_Problem description_:
Answer these questions from the post about synchronizing a texture between threads:
1. Which mutex does the scene thread wait on?
2. On which machines does glCopyImageSubData seem to be issued before the render thread finishes writing its output?
3. When the texture was bound as GL_READ_FRAMEBUFFER, which function was it meant to be used with?

_Source extract_:

Synchronizing a texture between threads

Quick context: I’m working on a Qt-based application where Qt provides its own GL context for offscreen rendering. We need to do our own offscreen rendering separate from Qt’s update loop, so I’m trying to break our rendering into its own thread. I’m now trying to synchronize the output of that thread to Qt’s offscreen context.

The general approach is:

  1. Main thread ticks, prepares data necessary for a render, then queues a request to the render thread.
  2. Render thread wakes up, receives the request, and writes the output to a texture (the render output texture).
  3. Qt’s scene thread (with offscreen context active and FBO bound) calls glCopyImageSubData to copy the contents of the render output texture into the texture attached to the offscreen context FBO (the offscreen texture).

Synchronization between 2 and 3 is done through a mutex and a GL sync object. The scene thread waits on a RenderFenceReady mutex. Once the render thread is done processing output, it calls glFenceSync, writes that sync object to a shared location, then signals the RenderFenceReady mutex. The scene thread then wakes up, calls glWaitSync on the fence, then finally issues the glCopyImageSubData from the render output texture to the offscreen texture. The fence sync object is released immediately after this.

What’s happening is that on Intel machines, the glCopyImageSubData seems to be issued before the render thread is done writing the output, resulting in not all draw calls being reflected in the copied output. I can confirm this seems to be the case by forcing a glFinish on the render thread at the end of the output. Other vendors don’t seem to have this problem, but it might just be because the GPU is rendering faster.

It’s easy to blame drivers for everything, and it’s far more likely I’m just doing something wrong, but I’m at a loss as to what it is. I’ve carefully read the spec on visibility propagation across threads. It seems as though I’m running afoul of visibility rules 3/4 because glCopyImageSubData doesn’t actually bind the texture, so I tried adding a bind right before. I’ve also tried binding it as GL_READ_FRAMEBUFFER for use with glCopyTexSubImage2D instead.

I’m pretty certain this doesn’t qualify as incoherent memory access, but just in case, I also tried issuing a glMemoryBarrier.

_Excerpted records_:
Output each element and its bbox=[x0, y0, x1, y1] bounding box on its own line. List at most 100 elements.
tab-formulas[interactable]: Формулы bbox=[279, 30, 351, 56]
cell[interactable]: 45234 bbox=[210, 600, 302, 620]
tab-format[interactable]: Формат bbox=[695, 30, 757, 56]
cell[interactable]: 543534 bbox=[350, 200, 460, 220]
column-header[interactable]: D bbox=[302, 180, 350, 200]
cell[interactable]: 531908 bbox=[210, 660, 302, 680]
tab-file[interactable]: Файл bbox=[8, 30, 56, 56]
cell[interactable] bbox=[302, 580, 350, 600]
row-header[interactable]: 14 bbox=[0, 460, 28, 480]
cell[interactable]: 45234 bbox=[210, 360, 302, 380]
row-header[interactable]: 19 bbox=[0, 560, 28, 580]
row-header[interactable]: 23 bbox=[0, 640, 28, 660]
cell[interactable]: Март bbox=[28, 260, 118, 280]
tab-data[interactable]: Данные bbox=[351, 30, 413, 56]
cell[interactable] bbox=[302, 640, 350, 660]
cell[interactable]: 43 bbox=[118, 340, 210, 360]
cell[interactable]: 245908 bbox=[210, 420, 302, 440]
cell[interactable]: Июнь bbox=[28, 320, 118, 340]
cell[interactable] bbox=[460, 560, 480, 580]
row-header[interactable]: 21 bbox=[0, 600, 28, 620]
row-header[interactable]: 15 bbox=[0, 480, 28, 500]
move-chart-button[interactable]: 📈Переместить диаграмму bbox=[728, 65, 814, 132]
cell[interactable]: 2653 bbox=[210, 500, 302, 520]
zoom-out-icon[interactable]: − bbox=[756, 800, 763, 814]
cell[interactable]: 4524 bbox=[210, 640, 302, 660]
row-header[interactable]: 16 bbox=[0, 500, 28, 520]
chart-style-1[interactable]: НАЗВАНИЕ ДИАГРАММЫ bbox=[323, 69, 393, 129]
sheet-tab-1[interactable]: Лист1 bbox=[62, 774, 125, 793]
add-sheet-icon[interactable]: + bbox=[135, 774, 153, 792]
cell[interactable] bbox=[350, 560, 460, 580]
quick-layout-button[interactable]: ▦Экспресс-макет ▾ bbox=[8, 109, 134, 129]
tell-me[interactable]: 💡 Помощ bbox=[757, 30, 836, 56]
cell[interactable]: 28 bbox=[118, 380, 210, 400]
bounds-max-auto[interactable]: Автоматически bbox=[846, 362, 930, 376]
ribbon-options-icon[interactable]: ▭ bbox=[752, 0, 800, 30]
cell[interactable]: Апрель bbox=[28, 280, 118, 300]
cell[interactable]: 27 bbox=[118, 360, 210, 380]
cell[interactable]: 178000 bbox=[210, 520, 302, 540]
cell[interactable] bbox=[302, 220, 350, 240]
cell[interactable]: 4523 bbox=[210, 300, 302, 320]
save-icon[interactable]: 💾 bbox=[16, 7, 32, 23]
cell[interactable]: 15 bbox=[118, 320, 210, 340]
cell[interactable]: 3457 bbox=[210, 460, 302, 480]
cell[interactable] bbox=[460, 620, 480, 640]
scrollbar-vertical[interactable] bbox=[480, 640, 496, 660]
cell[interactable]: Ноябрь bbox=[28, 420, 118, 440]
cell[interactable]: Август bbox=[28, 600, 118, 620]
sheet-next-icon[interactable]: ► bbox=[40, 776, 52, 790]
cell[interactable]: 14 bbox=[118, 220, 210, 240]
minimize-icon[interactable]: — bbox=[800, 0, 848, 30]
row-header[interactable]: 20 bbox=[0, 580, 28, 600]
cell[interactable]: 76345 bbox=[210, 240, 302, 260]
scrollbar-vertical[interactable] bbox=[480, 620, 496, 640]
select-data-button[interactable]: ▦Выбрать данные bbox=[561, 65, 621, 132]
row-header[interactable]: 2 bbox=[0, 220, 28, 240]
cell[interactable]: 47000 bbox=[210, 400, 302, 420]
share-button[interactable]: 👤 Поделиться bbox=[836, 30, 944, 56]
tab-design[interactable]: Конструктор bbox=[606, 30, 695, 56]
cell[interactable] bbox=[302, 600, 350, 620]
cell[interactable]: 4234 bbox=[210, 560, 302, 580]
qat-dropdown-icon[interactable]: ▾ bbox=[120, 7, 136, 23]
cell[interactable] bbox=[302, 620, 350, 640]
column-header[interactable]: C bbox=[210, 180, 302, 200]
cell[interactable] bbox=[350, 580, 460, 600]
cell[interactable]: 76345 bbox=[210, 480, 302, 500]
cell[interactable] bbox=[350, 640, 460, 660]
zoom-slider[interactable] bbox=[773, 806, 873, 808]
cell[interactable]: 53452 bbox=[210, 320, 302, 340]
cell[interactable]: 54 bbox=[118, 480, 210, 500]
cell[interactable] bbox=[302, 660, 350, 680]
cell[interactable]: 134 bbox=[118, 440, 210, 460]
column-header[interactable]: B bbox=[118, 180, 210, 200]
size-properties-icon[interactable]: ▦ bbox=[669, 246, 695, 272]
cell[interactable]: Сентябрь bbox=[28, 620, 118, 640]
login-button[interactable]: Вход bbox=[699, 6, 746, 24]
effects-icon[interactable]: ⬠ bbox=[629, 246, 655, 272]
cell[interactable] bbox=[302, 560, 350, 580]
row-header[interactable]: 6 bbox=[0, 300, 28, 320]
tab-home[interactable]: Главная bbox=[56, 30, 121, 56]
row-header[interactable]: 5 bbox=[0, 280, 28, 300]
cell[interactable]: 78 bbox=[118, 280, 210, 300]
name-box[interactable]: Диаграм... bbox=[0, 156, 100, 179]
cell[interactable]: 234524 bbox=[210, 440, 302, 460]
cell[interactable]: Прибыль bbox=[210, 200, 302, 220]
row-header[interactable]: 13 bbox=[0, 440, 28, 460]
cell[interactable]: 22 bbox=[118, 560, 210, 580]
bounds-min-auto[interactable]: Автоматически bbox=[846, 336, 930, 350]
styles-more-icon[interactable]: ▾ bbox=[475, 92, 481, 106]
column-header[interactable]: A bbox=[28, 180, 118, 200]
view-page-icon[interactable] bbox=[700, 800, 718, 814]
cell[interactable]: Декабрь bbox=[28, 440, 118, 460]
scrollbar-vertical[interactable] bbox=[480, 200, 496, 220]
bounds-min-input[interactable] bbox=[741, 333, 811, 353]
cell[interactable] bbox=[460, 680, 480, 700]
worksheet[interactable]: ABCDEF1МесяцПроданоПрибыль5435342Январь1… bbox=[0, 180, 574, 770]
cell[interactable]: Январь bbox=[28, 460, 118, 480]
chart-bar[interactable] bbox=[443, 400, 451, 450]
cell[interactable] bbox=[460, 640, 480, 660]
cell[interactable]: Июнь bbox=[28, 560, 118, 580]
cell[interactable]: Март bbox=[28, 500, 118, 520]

_Answer to this problem_:
1. The RenderFenceReady mutex.
2. Intel machines.
3. glCopyTexSubImage2D.